*Requirement*. Repeat each record exactly. Any picture gets left out.

*The data*.
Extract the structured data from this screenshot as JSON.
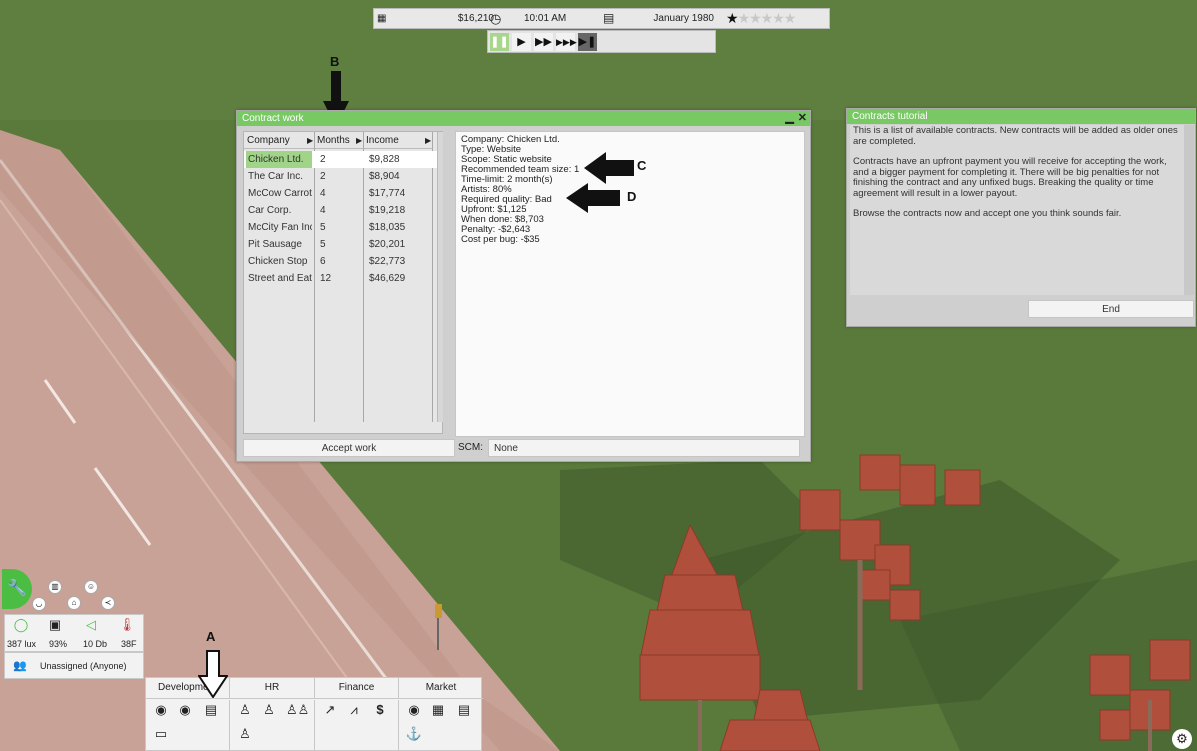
{
  "topbar": {
    "money": "$16,210",
    "time": "10:01 AM",
    "date": "January 1980",
    "stars_filled": 1,
    "stars_total": 6
  },
  "speed_controls": {
    "pause_icon": "pause-icon",
    "play_icon": "play-icon",
    "fast_icon": "fast-forward-icon",
    "faster_icon": "fastest-forward-icon",
    "skip_icon": "skip-icon"
  },
  "contract_window": {
    "title": "Contract work",
    "columns": [
      "Company",
      "Months",
      "Income"
    ],
    "rows": [
      {
        "company": "Chicken Ltd.",
        "months": "2",
        "income": "$9,828",
        "selected": true
      },
      {
        "company": "The Car Inc.",
        "months": "2",
        "income": "$8,904"
      },
      {
        "company": "McCow Carrot Corp.",
        "months": "4",
        "income": "$17,774"
      },
      {
        "company": "Car Corp.",
        "months": "4",
        "income": "$19,218"
      },
      {
        "company": "McCity Fan Inc.",
        "months": "5",
        "income": "$18,035"
      },
      {
        "company": "Pit Sausage",
        "months": "5",
        "income": "$20,201"
      },
      {
        "company": "Chicken Stop",
        "months": "6",
        "income": "$22,773"
      },
      {
        "company": "Street and Eat",
        "months": "12",
        "income": "$46,629"
      }
    ],
    "details": [
      "Company: Chicken Ltd.",
      "Type: Website",
      "Scope: Static website",
      "Recommended team size: 1",
      "Time-limit: 2 month(s)",
      "Artists: 80%",
      "Required quality: Bad",
      "Upfront: $1,125",
      "When done: $8,703",
      "Penalty: -$2,643",
      "Cost per bug: -$35"
    ],
    "accept_label": "Accept work",
    "scm_label": "SCM:",
    "scm_value": "None"
  },
  "tutorial_window": {
    "title": "Contracts tutorial",
    "paragraphs": [
      "This is a list of available contracts. New contracts will be added as older ones are completed.",
      "Contracts have an upfront payment you will receive for accepting the work, and a bigger payment for completing it. There will be big penalties for not finishing the contract and any unfixed bugs. Breaking the quality or time agreement will result in a lower payout.",
      "Browse the contracts now and accept one you think sounds fair."
    ],
    "end_label": "End"
  },
  "markers": {
    "a": "A",
    "b": "B",
    "c": "C",
    "d": "D"
  },
  "hud": {
    "light": "387 lux",
    "quality": "93%",
    "noise": "10 Db",
    "temp": "38F",
    "team": "Unassigned (Anyone)"
  },
  "bottom_tabs": [
    "Development",
    "HR",
    "Finance",
    "Market"
  ],
  "colors": {
    "grass": "#5a7a3c",
    "road": "#c8a296",
    "title_green": "#78c864",
    "select_green": "#a0d488",
    "tree_red": "#b0503c"
  }
}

*Final result*.
Extract the structured data from this screenshot as JSON.
{
  "topbar": {
    "money": "$16,210",
    "time": "10:01 AM",
    "date": "January 1980",
    "stars_filled": 1,
    "stars_total": 6
  },
  "speed_controls": {
    "pause_icon": "pause-icon",
    "play_icon": "play-icon",
    "fast_icon": "fast-forward-icon",
    "faster_icon": "fastest-forward-icon",
    "skip_icon": "skip-icon"
  },
  "contract_window": {
    "title": "Contract work",
    "columns": [
      "Company",
      "Months",
      "Income"
    ],
    "rows": [
      {
        "company": "Chicken Ltd.",
        "months": "2",
        "income": "$9,828",
        "selected": true
      },
      {
        "company": "The Car Inc.",
        "months": "2",
        "income": "$8,904"
      },
      {
        "company": "McCow Carrot Corp.",
        "months": "4",
        "income": "$17,774"
      },
      {
        "company": "Car Corp.",
        "months": "4",
        "income": "$19,218"
      },
      {
        "company": "McCity Fan Inc.",
        "months": "5",
        "income": "$18,035"
      },
      {
        "company": "Pit Sausage",
        "months": "5",
        "income": "$20,201"
      },
      {
        "company": "Chicken Stop",
        "months": "6",
        "income": "$22,773"
      },
      {
        "company": "Street and Eat",
        "months": "12",
        "income": "$46,629"
      }
    ],
    "details": [
      "Company: Chicken Ltd.",
      "Type: Website",
      "Scope: Static website",
      "Recommended team size: 1",
      "Time-limit: 2 month(s)",
      "Artists: 80%",
      "Required quality: Bad",
      "Upfront: $1,125",
      "When done: $8,703",
      "Penalty: -$2,643",
      "Cost per bug: -$35"
    ],
    "accept_label": "Accept work",
    "scm_label": "SCM:",
    "scm_value": "None"
  },
  "tutorial_window": {
    "title": "Contracts tutorial",
    "paragraphs": [
      "This is a list of available contracts. New contracts will be added as older ones are completed.",
      "Contracts have an upfront payment you will receive for accepting the work, and a bigger payment for completing it. There will be big penalties for not finishing the contract and any unfixed bugs. Breaking the quality or time agreement will result in a lower payout.",
      "Browse the contracts now and accept one you think sounds fair."
    ],
    "end_label": "End"
  },
  "markers": {
    "a": "A",
    "b": "B",
    "c": "C",
    "d": "D"
  },
  "hud": {
    "light": "387 lux",
    "quality": "93%",
    "noise": "10 Db",
    "temp": "38F",
    "team": "Unassigned (Anyone)"
  },
  "bottom_tabs": [
    "Development",
    "HR",
    "Finance",
    "Market"
  ],
  "colors": {
    "grass": "#5a7a3c",
    "road": "#c8a296",
    "title_green": "#78c864",
    "select_green": "#a0d488",
    "tree_red": "#b0503c"
  }
}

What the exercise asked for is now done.